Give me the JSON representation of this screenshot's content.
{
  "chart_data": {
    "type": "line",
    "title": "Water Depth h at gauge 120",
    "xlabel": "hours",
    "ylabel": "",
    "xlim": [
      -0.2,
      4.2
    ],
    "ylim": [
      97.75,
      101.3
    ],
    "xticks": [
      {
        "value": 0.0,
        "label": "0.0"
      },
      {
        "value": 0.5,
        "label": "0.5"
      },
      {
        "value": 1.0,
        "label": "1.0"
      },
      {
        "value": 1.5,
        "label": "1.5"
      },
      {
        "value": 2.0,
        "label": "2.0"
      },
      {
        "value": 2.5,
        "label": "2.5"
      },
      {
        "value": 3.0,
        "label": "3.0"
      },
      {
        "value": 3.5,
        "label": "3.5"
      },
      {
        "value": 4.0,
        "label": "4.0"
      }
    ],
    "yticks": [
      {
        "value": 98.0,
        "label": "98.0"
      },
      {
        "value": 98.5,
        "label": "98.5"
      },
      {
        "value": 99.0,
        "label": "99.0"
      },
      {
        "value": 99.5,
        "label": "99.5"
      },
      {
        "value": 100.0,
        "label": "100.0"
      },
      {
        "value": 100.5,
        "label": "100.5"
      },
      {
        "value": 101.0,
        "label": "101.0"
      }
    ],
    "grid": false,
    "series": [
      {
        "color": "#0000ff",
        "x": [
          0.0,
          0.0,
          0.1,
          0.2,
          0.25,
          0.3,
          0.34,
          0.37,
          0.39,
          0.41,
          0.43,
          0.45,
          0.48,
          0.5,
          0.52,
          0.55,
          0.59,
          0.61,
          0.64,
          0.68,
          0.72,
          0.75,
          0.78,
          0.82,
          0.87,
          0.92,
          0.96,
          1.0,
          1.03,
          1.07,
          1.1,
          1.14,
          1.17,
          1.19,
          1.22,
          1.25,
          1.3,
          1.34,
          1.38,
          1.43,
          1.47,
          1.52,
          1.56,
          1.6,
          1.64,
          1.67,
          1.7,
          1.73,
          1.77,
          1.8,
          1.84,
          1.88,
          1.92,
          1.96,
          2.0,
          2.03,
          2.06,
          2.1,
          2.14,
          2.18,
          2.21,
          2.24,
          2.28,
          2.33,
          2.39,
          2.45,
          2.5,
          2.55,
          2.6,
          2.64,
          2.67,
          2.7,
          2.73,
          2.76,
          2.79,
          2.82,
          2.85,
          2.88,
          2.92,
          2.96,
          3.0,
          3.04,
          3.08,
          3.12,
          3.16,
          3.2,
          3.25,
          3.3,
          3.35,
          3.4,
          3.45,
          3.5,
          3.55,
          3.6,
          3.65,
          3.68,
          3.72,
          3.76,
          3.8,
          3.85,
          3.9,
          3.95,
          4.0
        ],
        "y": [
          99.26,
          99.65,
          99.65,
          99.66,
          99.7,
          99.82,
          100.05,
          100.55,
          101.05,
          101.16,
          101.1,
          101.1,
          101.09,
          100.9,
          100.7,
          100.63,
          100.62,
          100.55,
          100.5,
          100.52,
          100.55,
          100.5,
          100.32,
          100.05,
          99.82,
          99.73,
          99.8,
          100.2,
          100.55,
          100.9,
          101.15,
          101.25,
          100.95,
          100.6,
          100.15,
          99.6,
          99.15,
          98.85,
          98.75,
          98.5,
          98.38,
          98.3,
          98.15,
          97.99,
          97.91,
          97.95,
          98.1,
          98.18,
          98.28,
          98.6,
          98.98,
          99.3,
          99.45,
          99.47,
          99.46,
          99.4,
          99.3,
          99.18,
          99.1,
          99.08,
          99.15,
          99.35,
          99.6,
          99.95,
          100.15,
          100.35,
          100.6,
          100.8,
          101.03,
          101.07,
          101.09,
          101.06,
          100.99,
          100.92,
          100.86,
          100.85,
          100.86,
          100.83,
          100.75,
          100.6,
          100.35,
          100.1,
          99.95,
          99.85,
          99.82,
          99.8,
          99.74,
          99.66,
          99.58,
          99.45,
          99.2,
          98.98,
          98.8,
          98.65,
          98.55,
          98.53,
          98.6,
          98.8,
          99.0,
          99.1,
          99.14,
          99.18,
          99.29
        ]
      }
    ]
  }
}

→ **Exercise requirements**: Reproduce the complete set of lines precisely as supplied.

→ **Expected answer**:
Give me the JSON representation of this screenshot's content.
{
  "chart_data": {
    "type": "line",
    "title": "Water Depth h at gauge 120",
    "xlabel": "hours",
    "ylabel": "",
    "xlim": [
      -0.2,
      4.2
    ],
    "ylim": [
      97.75,
      101.3
    ],
    "xticks": [
      {
        "value": 0.0,
        "label": "0.0"
      },
      {
        "value": 0.5,
        "label": "0.5"
      },
      {
        "value": 1.0,
        "label": "1.0"
      },
      {
        "value": 1.5,
        "label": "1.5"
      },
      {
        "value": 2.0,
        "label": "2.0"
      },
      {
        "value": 2.5,
        "label": "2.5"
      },
      {
        "value": 3.0,
        "label": "3.0"
      },
      {
        "value": 3.5,
        "label": "3.5"
      },
      {
        "value": 4.0,
        "label": "4.0"
      }
    ],
    "yticks": [
      {
        "value": 98.0,
        "label": "98.0"
      },
      {
        "value": 98.5,
        "label": "98.5"
      },
      {
        "value": 99.0,
        "label": "99.0"
      },
      {
        "value": 99.5,
        "label": "99.5"
      },
      {
        "value": 100.0,
        "label": "100.0"
      },
      {
        "value": 100.5,
        "label": "100.5"
      },
      {
        "value": 101.0,
        "label": "101.0"
      }
    ],
    "grid": false,
    "series": [
      {
        "color": "#0000ff",
        "x": [
          0.0,
          0.0,
          0.1,
          0.2,
          0.25,
          0.3,
          0.34,
          0.37,
          0.39,
          0.41,
          0.43,
          0.45,
          0.48,
          0.5,
          0.52,
          0.55,
          0.59,
          0.61,
          0.64,
          0.68,
          0.72,
          0.75,
          0.78,
          0.82,
          0.87,
          0.92,
          0.96,
          1.0,
          1.03,
          1.07,
          1.1,
          1.14,
          1.17,
          1.19,
          1.22,
          1.25,
          1.3,
          1.34,
          1.38,
          1.43,
          1.47,
          1.52,
          1.56,
          1.6,
          1.64,
          1.67,
          1.7,
          1.73,
          1.77,
          1.8,
          1.84,
          1.88,
          1.92,
          1.96,
          2.0,
          2.03,
          2.06,
          2.1,
          2.14,
          2.18,
          2.21,
          2.24,
          2.28,
          2.33,
          2.39,
          2.45,
          2.5,
          2.55,
          2.6,
          2.64,
          2.67,
          2.7,
          2.73,
          2.76,
          2.79,
          2.82,
          2.85,
          2.88,
          2.92,
          2.96,
          3.0,
          3.04,
          3.08,
          3.12,
          3.16,
          3.2,
          3.25,
          3.3,
          3.35,
          3.4,
          3.45,
          3.5,
          3.55,
          3.6,
          3.65,
          3.68,
          3.72,
          3.76,
          3.8,
          3.85,
          3.9,
          3.95,
          4.0
        ],
        "y": [
          99.26,
          99.65,
          99.65,
          99.66,
          99.7,
          99.82,
          100.05,
          100.55,
          101.05,
          101.16,
          101.1,
          101.1,
          101.09,
          100.9,
          100.7,
          100.63,
          100.62,
          100.55,
          100.5,
          100.52,
          100.55,
          100.5,
          100.32,
          100.05,
          99.82,
          99.73,
          99.8,
          100.2,
          100.55,
          100.9,
          101.15,
          101.25,
          100.95,
          100.6,
          100.15,
          99.6,
          99.15,
          98.85,
          98.75,
          98.5,
          98.38,
          98.3,
          98.15,
          97.99,
          97.91,
          97.95,
          98.1,
          98.18,
          98.28,
          98.6,
          98.98,
          99.3,
          99.45,
          99.47,
          99.46,
          99.4,
          99.3,
          99.18,
          99.1,
          99.08,
          99.15,
          99.35,
          99.6,
          99.95,
          100.15,
          100.35,
          100.6,
          100.8,
          101.03,
          101.07,
          101.09,
          101.06,
          100.99,
          100.92,
          100.86,
          100.85,
          100.86,
          100.83,
          100.75,
          100.6,
          100.35,
          100.1,
          99.95,
          99.85,
          99.82,
          99.8,
          99.74,
          99.66,
          99.58,
          99.45,
          99.2,
          98.98,
          98.8,
          98.65,
          98.55,
          98.53,
          98.6,
          98.8,
          99.0,
          99.1,
          99.14,
          99.18,
          99.29
        ]
      }
    ]
  }
}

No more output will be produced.